* PROBLEM TO WORK ON:
Retype each entry below, keeping every character the same.

Saved entries
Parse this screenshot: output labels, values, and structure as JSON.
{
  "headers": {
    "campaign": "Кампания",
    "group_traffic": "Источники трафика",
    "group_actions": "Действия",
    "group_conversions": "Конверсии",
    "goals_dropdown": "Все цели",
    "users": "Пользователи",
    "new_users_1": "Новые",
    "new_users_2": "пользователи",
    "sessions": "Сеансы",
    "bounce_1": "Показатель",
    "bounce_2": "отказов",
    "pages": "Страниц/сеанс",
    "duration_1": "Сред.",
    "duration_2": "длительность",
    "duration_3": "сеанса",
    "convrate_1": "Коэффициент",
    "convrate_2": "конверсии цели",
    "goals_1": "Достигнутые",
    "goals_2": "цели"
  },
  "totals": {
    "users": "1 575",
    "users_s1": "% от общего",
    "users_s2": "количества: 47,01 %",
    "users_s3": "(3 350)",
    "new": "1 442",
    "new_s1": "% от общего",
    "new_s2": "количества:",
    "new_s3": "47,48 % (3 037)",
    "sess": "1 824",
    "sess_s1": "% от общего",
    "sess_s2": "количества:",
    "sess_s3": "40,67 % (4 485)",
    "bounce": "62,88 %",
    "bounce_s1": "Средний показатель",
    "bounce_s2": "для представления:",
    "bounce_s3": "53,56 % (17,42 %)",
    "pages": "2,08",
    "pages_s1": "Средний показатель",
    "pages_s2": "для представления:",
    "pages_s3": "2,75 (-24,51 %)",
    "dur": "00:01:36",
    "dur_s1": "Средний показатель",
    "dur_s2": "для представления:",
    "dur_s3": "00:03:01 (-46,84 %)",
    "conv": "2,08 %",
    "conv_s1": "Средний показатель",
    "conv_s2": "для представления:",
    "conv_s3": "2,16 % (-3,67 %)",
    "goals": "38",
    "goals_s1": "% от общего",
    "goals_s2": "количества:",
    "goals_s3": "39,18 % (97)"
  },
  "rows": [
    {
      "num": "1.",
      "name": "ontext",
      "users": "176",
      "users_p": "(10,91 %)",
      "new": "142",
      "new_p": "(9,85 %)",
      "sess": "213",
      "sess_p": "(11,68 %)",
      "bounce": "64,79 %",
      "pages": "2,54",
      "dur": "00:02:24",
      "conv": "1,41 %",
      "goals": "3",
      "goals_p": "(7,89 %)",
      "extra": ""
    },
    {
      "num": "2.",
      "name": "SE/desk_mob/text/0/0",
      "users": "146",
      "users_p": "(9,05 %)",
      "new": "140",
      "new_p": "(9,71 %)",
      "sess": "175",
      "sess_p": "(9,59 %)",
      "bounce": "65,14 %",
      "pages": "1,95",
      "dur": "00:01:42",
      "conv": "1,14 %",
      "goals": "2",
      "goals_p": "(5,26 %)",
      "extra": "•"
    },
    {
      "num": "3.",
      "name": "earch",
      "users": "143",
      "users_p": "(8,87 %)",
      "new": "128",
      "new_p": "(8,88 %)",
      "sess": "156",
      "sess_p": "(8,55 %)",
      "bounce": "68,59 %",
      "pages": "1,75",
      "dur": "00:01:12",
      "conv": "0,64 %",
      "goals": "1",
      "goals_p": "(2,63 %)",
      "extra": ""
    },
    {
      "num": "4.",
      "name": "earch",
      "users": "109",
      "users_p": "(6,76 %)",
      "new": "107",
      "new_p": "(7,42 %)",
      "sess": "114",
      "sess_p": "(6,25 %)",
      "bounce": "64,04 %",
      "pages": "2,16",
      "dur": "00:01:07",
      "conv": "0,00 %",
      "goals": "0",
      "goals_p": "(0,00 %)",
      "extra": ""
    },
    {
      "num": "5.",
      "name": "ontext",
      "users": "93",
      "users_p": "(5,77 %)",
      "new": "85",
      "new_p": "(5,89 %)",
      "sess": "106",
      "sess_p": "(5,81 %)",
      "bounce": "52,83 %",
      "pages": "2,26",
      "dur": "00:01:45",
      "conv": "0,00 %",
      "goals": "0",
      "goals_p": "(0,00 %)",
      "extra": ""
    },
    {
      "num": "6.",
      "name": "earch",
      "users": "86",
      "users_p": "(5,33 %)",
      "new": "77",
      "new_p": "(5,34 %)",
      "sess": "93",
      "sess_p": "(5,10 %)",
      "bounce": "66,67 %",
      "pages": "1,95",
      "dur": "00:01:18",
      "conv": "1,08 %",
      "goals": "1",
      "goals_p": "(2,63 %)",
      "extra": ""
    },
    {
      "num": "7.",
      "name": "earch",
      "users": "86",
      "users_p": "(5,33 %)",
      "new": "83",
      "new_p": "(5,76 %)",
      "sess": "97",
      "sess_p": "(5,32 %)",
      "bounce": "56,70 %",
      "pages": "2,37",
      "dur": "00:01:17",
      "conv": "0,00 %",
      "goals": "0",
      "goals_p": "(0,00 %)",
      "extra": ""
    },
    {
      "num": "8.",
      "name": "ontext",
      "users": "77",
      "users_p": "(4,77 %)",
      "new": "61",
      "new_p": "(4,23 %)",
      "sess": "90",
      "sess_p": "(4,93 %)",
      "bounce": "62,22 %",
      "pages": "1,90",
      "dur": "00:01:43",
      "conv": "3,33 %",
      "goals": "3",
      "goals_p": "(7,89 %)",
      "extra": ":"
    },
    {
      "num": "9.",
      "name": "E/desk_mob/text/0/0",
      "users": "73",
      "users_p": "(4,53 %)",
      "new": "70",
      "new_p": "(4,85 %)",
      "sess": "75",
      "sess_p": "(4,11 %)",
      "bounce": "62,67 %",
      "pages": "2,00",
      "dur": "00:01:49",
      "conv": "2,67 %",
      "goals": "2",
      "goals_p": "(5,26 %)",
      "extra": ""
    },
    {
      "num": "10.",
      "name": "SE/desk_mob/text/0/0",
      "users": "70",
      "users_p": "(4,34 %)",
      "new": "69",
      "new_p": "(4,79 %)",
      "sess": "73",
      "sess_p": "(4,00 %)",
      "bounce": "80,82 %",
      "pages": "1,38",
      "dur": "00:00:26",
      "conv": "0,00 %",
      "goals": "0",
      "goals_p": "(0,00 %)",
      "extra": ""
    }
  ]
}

* CORRECT ANSWER:
Parse this screenshot: output labels, values, and structure as JSON.
{
  "headers": {
    "campaign": "Кампания",
    "group_traffic": "Источники трафика",
    "group_actions": "Действия",
    "group_conversions": "Конверсии",
    "goals_dropdown": "Все цели",
    "users": "Пользователи",
    "new_users_1": "Новые",
    "new_users_2": "пользователи",
    "sessions": "Сеансы",
    "bounce_1": "Показатель",
    "bounce_2": "отказов",
    "pages": "Страниц/сеанс",
    "duration_1": "Сред.",
    "duration_2": "длительность",
    "duration_3": "сеанса",
    "convrate_1": "Коэффициент",
    "convrate_2": "конверсии цели",
    "goals_1": "Достигнутые",
    "goals_2": "цели"
  },
  "totals": {
    "users": "1 575",
    "users_s1": "% от общего",
    "users_s2": "количества: 47,01 %",
    "users_s3": "(3 350)",
    "new": "1 442",
    "new_s1": "% от общего",
    "new_s2": "количества:",
    "new_s3": "47,48 % (3 037)",
    "sess": "1 824",
    "sess_s1": "% от общего",
    "sess_s2": "количества:",
    "sess_s3": "40,67 % (4 485)",
    "bounce": "62,88 %",
    "bounce_s1": "Средний показатель",
    "bounce_s2": "для представления:",
    "bounce_s3": "53,56 % (17,42 %)",
    "pages": "2,08",
    "pages_s1": "Средний показатель",
    "pages_s2": "для представления:",
    "pages_s3": "2,75 (-24,51 %)",
    "dur": "00:01:36",
    "dur_s1": "Средний показатель",
    "dur_s2": "для представления:",
    "dur_s3": "00:03:01 (-46,84 %)",
    "conv": "2,08 %",
    "conv_s1": "Средний показатель",
    "conv_s2": "для представления:",
    "conv_s3": "2,16 % (-3,67 %)",
    "goals": "38",
    "goals_s1": "% от общего",
    "goals_s2": "количества:",
    "goals_s3": "39,18 % (97)"
  },
  "rows": [
    {
      "num": "1.",
      "name": "ontext",
      "users": "176",
      "users_p": "(10,91 %)",
      "new": "142",
      "new_p": "(9,85 %)",
      "sess": "213",
      "sess_p": "(11,68 %)",
      "bounce": "64,79 %",
      "pages": "2,54",
      "dur": "00:02:24",
      "conv": "1,41 %",
      "goals": "3",
      "goals_p": "(7,89 %)",
      "extra": ""
    },
    {
      "num": "2.",
      "name": "SE/desk_mob/text/0/0",
      "users": "146",
      "users_p": "(9,05 %)",
      "new": "140",
      "new_p": "(9,71 %)",
      "sess": "175",
      "sess_p": "(9,59 %)",
      "bounce": "65,14 %",
      "pages": "1,95",
      "dur": "00:01:42",
      "conv": "1,14 %",
      "goals": "2",
      "goals_p": "(5,26 %)",
      "extra": "•"
    },
    {
      "num": "3.",
      "name": "earch",
      "users": "143",
      "users_p": "(8,87 %)",
      "new": "128",
      "new_p": "(8,88 %)",
      "sess": "156",
      "sess_p": "(8,55 %)",
      "bounce": "68,59 %",
      "pages": "1,75",
      "dur": "00:01:12",
      "conv": "0,64 %",
      "goals": "1",
      "goals_p": "(2,63 %)",
      "extra": ""
    },
    {
      "num": "4.",
      "name": "earch",
      "users": "109",
      "users_p": "(6,76 %)",
      "new": "107",
      "new_p": "(7,42 %)",
      "sess": "114",
      "sess_p": "(6,25 %)",
      "bounce": "64,04 %",
      "pages": "2,16",
      "dur": "00:01:07",
      "conv": "0,00 %",
      "goals": "0",
      "goals_p": "(0,00 %)",
      "extra": ""
    },
    {
      "num": "5.",
      "name": "ontext",
      "users": "93",
      "users_p": "(5,77 %)",
      "new": "85",
      "new_p": "(5,89 %)",
      "sess": "106",
      "sess_p": "(5,81 %)",
      "bounce": "52,83 %",
      "pages": "2,26",
      "dur": "00:01:45",
      "conv": "0,00 %",
      "goals": "0",
      "goals_p": "(0,00 %)",
      "extra": ""
    },
    {
      "num": "6.",
      "name": "earch",
      "users": "86",
      "users_p": "(5,33 %)",
      "new": "77",
      "new_p": "(5,34 %)",
      "sess": "93",
      "sess_p": "(5,10 %)",
      "bounce": "66,67 %",
      "pages": "1,95",
      "dur": "00:01:18",
      "conv": "1,08 %",
      "goals": "1",
      "goals_p": "(2,63 %)",
      "extra": ""
    },
    {
      "num": "7.",
      "name": "earch",
      "users": "86",
      "users_p": "(5,33 %)",
      "new": "83",
      "new_p": "(5,76 %)",
      "sess": "97",
      "sess_p": "(5,32 %)",
      "bounce": "56,70 %",
      "pages": "2,37",
      "dur": "00:01:17",
      "conv": "0,00 %",
      "goals": "0",
      "goals_p": "(0,00 %)",
      "extra": ""
    },
    {
      "num": "8.",
      "name": "ontext",
      "users": "77",
      "users_p": "(4,77 %)",
      "new": "61",
      "new_p": "(4,23 %)",
      "sess": "90",
      "sess_p": "(4,93 %)",
      "bounce": "62,22 %",
      "pages": "1,90",
      "dur": "00:01:43",
      "conv": "3,33 %",
      "goals": "3",
      "goals_p": "(7,89 %)",
      "extra": ":"
    },
    {
      "num": "9.",
      "name": "E/desk_mob/text/0/0",
      "users": "73",
      "users_p": "(4,53 %)",
      "new": "70",
      "new_p": "(4,85 %)",
      "sess": "75",
      "sess_p": "(4,11 %)",
      "bounce": "62,67 %",
      "pages": "2,00",
      "dur": "00:01:49",
      "conv": "2,67 %",
      "goals": "2",
      "goals_p": "(5,26 %)",
      "extra": ""
    },
    {
      "num": "10.",
      "name": "SE/desk_mob/text/0/0",
      "users": "70",
      "users_p": "(4,34 %)",
      "new": "69",
      "new_p": "(4,79 %)",
      "sess": "73",
      "sess_p": "(4,00 %)",
      "bounce": "80,82 %",
      "pages": "1,38",
      "dur": "00:00:26",
      "conv": "0,00 %",
      "goals": "0",
      "goals_p": "(0,00 %)",
      "extra": ""
    }
  ]
}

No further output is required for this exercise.